(Stored records)
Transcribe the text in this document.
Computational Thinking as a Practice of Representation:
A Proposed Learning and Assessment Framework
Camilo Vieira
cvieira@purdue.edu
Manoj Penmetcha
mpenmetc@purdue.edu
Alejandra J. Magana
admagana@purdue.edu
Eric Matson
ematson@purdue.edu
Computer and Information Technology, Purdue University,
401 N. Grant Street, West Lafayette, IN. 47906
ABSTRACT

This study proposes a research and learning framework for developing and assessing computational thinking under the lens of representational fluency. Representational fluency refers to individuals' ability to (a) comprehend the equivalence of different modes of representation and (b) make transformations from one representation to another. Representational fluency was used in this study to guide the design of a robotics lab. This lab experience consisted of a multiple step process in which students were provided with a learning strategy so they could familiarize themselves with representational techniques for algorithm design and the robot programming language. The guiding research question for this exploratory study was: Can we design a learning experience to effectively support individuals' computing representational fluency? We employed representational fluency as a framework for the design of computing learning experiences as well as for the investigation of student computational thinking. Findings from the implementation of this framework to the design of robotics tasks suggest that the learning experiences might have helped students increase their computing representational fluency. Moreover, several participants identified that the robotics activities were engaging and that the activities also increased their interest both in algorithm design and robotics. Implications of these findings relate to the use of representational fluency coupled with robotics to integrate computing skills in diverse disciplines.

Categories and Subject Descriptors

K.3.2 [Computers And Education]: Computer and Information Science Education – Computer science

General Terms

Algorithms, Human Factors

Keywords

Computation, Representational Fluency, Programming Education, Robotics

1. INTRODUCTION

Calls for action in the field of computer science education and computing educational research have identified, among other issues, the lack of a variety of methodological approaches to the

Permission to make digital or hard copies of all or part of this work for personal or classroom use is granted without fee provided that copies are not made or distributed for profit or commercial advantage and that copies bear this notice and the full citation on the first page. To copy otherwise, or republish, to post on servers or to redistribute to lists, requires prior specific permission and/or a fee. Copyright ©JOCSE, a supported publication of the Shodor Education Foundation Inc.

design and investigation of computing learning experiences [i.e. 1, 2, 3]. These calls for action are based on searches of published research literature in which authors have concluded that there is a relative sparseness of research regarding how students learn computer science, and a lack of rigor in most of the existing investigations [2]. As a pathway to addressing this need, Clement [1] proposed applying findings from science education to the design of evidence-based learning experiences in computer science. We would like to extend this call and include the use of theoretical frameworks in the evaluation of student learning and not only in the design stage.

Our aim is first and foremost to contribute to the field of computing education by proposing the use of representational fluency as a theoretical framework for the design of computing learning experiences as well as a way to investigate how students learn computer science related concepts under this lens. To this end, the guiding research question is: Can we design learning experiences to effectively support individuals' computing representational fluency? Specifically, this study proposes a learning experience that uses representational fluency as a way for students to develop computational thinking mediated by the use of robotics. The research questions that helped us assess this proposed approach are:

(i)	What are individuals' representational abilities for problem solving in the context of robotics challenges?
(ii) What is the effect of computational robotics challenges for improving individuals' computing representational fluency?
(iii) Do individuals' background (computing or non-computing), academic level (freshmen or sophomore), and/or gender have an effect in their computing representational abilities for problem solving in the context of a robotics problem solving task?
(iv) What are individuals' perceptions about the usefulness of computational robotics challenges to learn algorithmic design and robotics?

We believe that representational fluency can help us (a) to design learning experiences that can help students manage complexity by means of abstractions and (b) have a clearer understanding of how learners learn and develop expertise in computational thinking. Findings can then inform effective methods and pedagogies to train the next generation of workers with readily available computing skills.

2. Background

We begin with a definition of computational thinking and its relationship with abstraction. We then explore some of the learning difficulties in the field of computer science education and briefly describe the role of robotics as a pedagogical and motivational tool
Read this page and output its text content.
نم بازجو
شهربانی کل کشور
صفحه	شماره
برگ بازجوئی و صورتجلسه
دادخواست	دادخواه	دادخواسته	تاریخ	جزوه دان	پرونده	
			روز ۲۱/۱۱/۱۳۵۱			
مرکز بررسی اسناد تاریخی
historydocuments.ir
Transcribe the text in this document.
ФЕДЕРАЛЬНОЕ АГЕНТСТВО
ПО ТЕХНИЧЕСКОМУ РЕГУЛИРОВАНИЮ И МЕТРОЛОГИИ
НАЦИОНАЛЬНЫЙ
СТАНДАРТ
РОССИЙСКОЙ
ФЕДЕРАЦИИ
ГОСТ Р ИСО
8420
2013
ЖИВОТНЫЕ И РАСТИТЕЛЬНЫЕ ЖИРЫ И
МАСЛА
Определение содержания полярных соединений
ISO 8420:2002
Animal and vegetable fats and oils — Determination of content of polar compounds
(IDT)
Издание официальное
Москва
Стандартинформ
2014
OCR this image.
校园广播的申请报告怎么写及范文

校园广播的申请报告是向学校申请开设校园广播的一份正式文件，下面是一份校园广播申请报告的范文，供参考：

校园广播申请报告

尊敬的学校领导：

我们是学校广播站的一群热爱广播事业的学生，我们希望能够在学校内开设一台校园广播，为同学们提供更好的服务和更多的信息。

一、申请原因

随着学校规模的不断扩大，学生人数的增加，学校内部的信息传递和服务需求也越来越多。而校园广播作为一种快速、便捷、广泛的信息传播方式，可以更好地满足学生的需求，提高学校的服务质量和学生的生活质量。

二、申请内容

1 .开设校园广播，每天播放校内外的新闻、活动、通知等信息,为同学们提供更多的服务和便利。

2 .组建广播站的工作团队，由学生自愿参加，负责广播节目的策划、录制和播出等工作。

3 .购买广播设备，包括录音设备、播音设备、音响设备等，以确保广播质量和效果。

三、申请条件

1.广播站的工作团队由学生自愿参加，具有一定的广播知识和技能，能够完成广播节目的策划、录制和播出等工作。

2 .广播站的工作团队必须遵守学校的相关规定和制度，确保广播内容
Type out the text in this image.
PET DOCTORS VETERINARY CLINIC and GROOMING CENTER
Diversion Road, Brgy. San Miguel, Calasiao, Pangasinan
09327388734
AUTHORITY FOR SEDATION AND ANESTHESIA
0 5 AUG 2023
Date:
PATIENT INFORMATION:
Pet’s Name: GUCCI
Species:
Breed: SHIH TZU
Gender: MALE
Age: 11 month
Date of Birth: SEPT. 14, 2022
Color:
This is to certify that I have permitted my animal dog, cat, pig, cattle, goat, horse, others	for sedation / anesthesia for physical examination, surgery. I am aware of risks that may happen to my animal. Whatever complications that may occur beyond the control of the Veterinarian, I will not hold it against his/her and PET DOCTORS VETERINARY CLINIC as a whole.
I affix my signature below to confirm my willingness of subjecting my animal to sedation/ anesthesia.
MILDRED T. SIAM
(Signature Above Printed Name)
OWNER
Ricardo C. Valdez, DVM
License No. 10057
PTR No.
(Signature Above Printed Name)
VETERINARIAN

> **TASK OBJECTIVE**
Output an exact copy of the lines beginning at the one that holds "Read this page and output its text content." and running through the final line of the records.

> **TASK SOLUTION**
Read this page and output its text content.
نم بازجو
شهربانی کل کشور
صفحه	شماره
برگ بازجوئی و صورتجلسه
دادخواست	دادخواه	دادخواسته	تاریخ	جزوه دان	پرونده	
			روز ۲۱/۱۱/۱۳۵۱			
مرکز بررسی اسناد تاریخی
historydocuments.ir
Transcribe the text in this document.
ФЕДЕРАЛЬНОЕ АГЕНТСТВО
ПО ТЕХНИЧЕСКОМУ РЕГУЛИРОВАНИЮ И МЕТРОЛОГИИ
НАЦИОНАЛЬНЫЙ
СТАНДАРТ
РОССИЙСКОЙ
ФЕДЕРАЦИИ
ГОСТ Р ИСО
8420
2013
ЖИВОТНЫЕ И РАСТИТЕЛЬНЫЕ ЖИРЫ И
МАСЛА
Определение содержания полярных соединений
ISO 8420:2002
Animal and vegetable fats and oils — Determination of content of polar compounds
(IDT)
Издание официальное
Москва
Стандартинформ
2014
OCR this image.
校园广播的申请报告怎么写及范文

校园广播的申请报告是向学校申请开设校园广播的一份正式文件，下面是一份校园广播申请报告的范文，供参考：

校园广播申请报告

尊敬的学校领导：

我们是学校广播站的一群热爱广播事业的学生，我们希望能够在学校内开设一台校园广播，为同学们提供更好的服务和更多的信息。

一、申请原因

随着学校规模的不断扩大，学生人数的增加，学校内部的信息传递和服务需求也越来越多。而校园广播作为一种快速、便捷、广泛的信息传播方式，可以更好地满足学生的需求，提高学校的服务质量和学生的生活质量。

二、申请内容

1 .开设校园广播，每天播放校内外的新闻、活动、通知等信息,为同学们提供更多的服务和便利。

2 .组建广播站的工作团队，由学生自愿参加，负责广播节目的策划、录制和播出等工作。

3 .购买广播设备，包括录音设备、播音设备、音响设备等，以确保广播质量和效果。

三、申请条件

1.广播站的工作团队由学生自愿参加，具有一定的广播知识和技能，能够完成广播节目的策划、录制和播出等工作。

2 .广播站的工作团队必须遵守学校的相关规定和制度，确保广播内容
Type out the text in this image.
PET DOCTORS VETERINARY CLINIC and GROOMING CENTER
Diversion Road, Brgy. San Miguel, Calasiao, Pangasinan
09327388734
AUTHORITY FOR SEDATION AND ANESTHESIA
0 5 AUG 2023
Date:
PATIENT INFORMATION:
Pet’s Name: GUCCI
Species:
Breed: SHIH TZU
Gender: MALE
Age: 11 month
Date of Birth: SEPT. 14, 2022
Color:
This is to certify that I have permitted my animal dog, cat, pig, cattle, goat, horse, others	for sedation / anesthesia for physical examination, surgery. I am aware of risks that may happen to my animal. Whatever complications that may occur beyond the control of the Veterinarian, I will not hold it against his/her and PET DOCTORS VETERINARY CLINIC as a whole.
I affix my signature below to confirm my willingness of subjecting my animal to sedation/ anesthesia.
MILDRED T. SIAM
(Signature Above Printed Name)
OWNER
Ricardo C. Valdez, DVM
License No. 10057
PTR No.
(Signature Above Printed Name)
VETERINARIAN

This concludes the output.